Records for this exercise —
--------------------
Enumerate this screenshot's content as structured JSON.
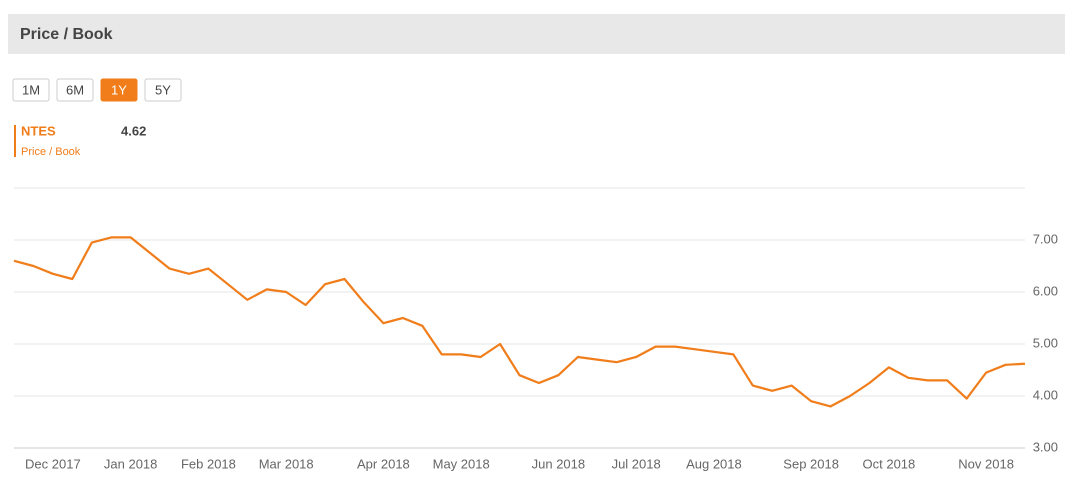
{
  "header": {
    "title": "Price / Book"
  },
  "ranges": [
    "1M",
    "6M",
    "1Y",
    "5Y"
  ],
  "active_range": "1Y",
  "chart_data": {
    "type": "line",
    "series_label": "Price / Book",
    "categories": [
      null,
      null,
      "Dec 2017",
      null,
      null,
      null,
      "Jan 2018",
      null,
      null,
      null,
      "Feb 2018",
      null,
      null,
      null,
      "Mar 2018",
      null,
      null,
      null,
      null,
      "Apr 2018",
      null,
      null,
      null,
      "May 2018",
      null,
      null,
      null,
      null,
      "Jun 2018",
      null,
      null,
      null,
      "Jul 2018",
      null,
      null,
      null,
      "Aug 2018",
      null,
      null,
      null,
      null,
      "Sep 2018",
      null,
      null,
      null,
      "Oct 2018",
      null,
      null,
      null,
      null,
      "Nov 2018",
      null,
      null
    ],
    "series": [
      {
        "name": "NTES",
        "color": "#f07d1a",
        "values": [
          6.6,
          6.5,
          6.35,
          6.25,
          6.95,
          7.05,
          7.05,
          6.75,
          6.45,
          6.35,
          6.45,
          6.15,
          5.85,
          6.05,
          6.0,
          5.75,
          6.15,
          6.25,
          5.8,
          5.4,
          5.5,
          5.35,
          4.8,
          4.8,
          4.75,
          5.0,
          4.4,
          4.25,
          4.4,
          4.75,
          4.7,
          4.65,
          4.75,
          4.95,
          4.95,
          4.9,
          4.85,
          4.8,
          4.2,
          4.1,
          4.2,
          3.9,
          3.8,
          4.0,
          4.25,
          4.55,
          4.35,
          4.3,
          4.3,
          3.95,
          4.45,
          4.6,
          4.62
        ]
      }
    ],
    "ylim": [
      3,
      8
    ],
    "yticks": [
      {
        "value": 3,
        "label": "3.00"
      },
      {
        "value": 4,
        "label": "4.00"
      },
      {
        "value": 5,
        "label": "5.00"
      },
      {
        "value": 6,
        "label": "6.00"
      },
      {
        "value": 7,
        "label": "7.00"
      }
    ],
    "grid": true
  }
}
--------------------
Instruction —
Every entry above is to be set down exactly; the pictures are to be left out.

Written solution —
Enumerate this screenshot's content as structured JSON.
{
  "header": {
    "title": "Price / Book"
  },
  "ranges": [
    "1M",
    "6M",
    "1Y",
    "5Y"
  ],
  "active_range": "1Y",
  "chart_data": {
    "type": "line",
    "series_label": "Price / Book",
    "categories": [
      null,
      null,
      "Dec 2017",
      null,
      null,
      null,
      "Jan 2018",
      null,
      null,
      null,
      "Feb 2018",
      null,
      null,
      null,
      "Mar 2018",
      null,
      null,
      null,
      null,
      "Apr 2018",
      null,
      null,
      null,
      "May 2018",
      null,
      null,
      null,
      null,
      "Jun 2018",
      null,
      null,
      null,
      "Jul 2018",
      null,
      null,
      null,
      "Aug 2018",
      null,
      null,
      null,
      null,
      "Sep 2018",
      null,
      null,
      null,
      "Oct 2018",
      null,
      null,
      null,
      null,
      "Nov 2018",
      null,
      null
    ],
    "series": [
      {
        "name": "NTES",
        "color": "#f07d1a",
        "values": [
          6.6,
          6.5,
          6.35,
          6.25,
          6.95,
          7.05,
          7.05,
          6.75,
          6.45,
          6.35,
          6.45,
          6.15,
          5.85,
          6.05,
          6.0,
          5.75,
          6.15,
          6.25,
          5.8,
          5.4,
          5.5,
          5.35,
          4.8,
          4.8,
          4.75,
          5.0,
          4.4,
          4.25,
          4.4,
          4.75,
          4.7,
          4.65,
          4.75,
          4.95,
          4.95,
          4.9,
          4.85,
          4.8,
          4.2,
          4.1,
          4.2,
          3.9,
          3.8,
          4.0,
          4.25,
          4.55,
          4.35,
          4.3,
          4.3,
          3.95,
          4.45,
          4.6,
          4.62
        ]
      }
    ],
    "ylim": [
      3,
      8
    ],
    "yticks": [
      {
        "value": 3,
        "label": "3.00"
      },
      {
        "value": 4,
        "label": "4.00"
      },
      {
        "value": 5,
        "label": "5.00"
      },
      {
        "value": 6,
        "label": "6.00"
      },
      {
        "value": 7,
        "label": "7.00"
      }
    ],
    "grid": true
  }
}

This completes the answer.